■ DIRECTIONS FOR THIS TASK:
Gather all lines with "relative" from the records.

■ GIVEN DATA:
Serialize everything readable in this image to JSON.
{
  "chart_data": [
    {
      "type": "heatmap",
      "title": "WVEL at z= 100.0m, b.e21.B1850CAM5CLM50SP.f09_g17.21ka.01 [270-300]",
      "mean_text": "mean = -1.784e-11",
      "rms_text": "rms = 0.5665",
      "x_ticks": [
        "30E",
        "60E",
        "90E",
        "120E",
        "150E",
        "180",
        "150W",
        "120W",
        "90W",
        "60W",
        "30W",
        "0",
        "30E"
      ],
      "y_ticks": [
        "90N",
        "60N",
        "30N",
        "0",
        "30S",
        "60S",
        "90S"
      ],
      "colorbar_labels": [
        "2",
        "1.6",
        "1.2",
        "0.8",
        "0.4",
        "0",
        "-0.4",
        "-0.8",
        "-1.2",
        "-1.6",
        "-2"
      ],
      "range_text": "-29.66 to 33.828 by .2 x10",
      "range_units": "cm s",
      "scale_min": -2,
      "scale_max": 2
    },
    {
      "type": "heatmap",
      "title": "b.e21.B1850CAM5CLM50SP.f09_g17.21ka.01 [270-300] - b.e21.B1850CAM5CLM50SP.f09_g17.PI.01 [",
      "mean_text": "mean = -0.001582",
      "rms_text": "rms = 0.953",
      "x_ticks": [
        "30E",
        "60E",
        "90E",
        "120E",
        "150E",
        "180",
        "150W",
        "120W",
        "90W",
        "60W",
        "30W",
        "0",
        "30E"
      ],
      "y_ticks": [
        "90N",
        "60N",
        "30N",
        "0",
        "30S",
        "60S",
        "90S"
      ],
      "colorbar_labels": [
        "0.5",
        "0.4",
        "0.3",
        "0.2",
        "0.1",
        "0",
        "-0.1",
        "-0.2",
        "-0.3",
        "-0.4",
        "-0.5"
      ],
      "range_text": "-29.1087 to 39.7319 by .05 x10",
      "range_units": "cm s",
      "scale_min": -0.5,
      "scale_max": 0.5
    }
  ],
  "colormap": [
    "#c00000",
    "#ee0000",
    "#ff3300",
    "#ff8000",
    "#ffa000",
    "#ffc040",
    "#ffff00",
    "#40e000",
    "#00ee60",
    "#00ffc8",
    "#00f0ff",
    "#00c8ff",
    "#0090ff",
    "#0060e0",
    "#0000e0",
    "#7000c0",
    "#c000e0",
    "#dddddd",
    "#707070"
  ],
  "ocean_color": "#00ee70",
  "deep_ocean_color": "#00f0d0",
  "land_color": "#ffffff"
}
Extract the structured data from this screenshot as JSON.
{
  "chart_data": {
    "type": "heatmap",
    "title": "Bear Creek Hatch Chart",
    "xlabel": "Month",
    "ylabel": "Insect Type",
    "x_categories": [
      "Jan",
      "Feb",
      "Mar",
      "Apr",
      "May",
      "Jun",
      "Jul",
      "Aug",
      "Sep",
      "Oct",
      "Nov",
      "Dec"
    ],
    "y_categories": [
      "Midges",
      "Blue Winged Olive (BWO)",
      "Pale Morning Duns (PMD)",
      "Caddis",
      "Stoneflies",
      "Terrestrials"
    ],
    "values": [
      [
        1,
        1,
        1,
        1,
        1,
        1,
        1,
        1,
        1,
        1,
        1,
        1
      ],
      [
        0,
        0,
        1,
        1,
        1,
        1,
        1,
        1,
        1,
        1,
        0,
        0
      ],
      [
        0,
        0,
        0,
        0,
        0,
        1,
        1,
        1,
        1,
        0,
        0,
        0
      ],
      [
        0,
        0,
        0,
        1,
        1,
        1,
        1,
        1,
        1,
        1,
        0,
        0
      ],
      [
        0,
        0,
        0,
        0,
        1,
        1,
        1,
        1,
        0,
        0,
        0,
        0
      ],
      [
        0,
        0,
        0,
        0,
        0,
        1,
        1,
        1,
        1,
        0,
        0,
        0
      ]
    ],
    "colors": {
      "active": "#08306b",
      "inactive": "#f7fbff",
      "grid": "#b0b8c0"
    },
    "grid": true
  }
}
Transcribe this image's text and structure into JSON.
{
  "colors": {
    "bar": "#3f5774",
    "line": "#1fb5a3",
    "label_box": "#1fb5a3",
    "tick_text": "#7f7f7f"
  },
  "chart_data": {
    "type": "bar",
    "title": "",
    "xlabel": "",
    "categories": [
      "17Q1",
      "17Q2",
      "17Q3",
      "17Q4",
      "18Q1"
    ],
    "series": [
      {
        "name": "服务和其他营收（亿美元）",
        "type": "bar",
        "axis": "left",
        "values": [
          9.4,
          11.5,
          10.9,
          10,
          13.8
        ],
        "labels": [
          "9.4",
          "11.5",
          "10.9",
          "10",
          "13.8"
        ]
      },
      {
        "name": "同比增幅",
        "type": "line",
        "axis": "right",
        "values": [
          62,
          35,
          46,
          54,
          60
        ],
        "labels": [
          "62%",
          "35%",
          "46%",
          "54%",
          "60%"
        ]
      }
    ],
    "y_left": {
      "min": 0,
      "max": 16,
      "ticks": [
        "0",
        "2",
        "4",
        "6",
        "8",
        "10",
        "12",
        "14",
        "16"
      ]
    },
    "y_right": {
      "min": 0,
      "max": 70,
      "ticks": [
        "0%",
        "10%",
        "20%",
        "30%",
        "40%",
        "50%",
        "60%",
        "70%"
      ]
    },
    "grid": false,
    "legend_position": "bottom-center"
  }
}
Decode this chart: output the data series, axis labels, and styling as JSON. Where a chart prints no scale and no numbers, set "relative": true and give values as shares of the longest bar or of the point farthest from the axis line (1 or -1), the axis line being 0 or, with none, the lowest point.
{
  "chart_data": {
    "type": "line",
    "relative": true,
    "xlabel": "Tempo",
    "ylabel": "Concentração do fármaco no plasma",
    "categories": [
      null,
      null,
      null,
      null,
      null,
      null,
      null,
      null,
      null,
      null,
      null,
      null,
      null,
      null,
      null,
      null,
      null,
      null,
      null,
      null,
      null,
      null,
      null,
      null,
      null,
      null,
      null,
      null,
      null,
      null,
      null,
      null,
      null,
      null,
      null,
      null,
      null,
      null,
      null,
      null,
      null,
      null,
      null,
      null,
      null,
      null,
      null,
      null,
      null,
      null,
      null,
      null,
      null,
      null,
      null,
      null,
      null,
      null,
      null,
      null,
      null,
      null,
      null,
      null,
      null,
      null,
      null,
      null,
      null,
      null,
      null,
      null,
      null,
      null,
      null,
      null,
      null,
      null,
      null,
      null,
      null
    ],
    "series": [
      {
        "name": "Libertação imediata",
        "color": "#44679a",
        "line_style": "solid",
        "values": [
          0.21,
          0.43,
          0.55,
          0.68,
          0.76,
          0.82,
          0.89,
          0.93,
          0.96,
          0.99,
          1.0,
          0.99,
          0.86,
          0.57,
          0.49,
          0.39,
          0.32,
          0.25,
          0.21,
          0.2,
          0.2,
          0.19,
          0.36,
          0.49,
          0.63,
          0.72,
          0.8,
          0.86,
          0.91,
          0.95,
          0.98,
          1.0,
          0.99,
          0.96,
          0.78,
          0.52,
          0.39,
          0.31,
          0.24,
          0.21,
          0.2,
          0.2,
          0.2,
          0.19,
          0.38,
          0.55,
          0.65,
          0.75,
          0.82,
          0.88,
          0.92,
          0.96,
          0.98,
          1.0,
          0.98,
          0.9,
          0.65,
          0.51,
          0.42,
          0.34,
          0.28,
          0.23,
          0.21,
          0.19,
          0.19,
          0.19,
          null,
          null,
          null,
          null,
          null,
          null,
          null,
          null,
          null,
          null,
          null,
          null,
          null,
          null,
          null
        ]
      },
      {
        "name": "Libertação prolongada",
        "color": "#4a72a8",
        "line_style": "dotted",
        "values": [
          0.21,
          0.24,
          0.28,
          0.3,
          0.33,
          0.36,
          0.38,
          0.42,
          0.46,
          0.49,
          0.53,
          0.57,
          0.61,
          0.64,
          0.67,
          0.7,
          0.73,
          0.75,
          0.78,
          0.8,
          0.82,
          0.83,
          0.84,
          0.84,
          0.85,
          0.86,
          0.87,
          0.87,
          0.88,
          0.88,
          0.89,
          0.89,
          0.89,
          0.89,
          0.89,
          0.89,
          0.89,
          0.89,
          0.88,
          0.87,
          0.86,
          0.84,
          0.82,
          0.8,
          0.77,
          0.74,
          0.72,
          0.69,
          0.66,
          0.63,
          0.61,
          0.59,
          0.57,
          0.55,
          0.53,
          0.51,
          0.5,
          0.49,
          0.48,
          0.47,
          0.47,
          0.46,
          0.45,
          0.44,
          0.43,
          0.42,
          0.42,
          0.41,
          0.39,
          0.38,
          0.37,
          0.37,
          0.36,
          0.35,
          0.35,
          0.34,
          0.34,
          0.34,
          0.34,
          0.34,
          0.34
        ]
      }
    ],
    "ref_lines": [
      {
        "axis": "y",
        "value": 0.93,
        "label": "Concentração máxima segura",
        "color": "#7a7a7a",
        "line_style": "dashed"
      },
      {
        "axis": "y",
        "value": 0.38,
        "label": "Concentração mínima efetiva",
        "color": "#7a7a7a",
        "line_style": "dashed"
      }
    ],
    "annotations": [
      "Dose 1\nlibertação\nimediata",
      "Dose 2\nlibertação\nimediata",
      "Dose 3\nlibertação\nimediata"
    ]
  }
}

■ THE OUTPUT:
Decode this chart: output the data series, axis labels, and styling as JSON. Where a chart prints no scale and no numbers, set "relative": true and give values as shares of the longest bar or of the point farthest from the axis line (1 or -1), the axis line being 0 or, with none, the lowest point.
    "relative": true,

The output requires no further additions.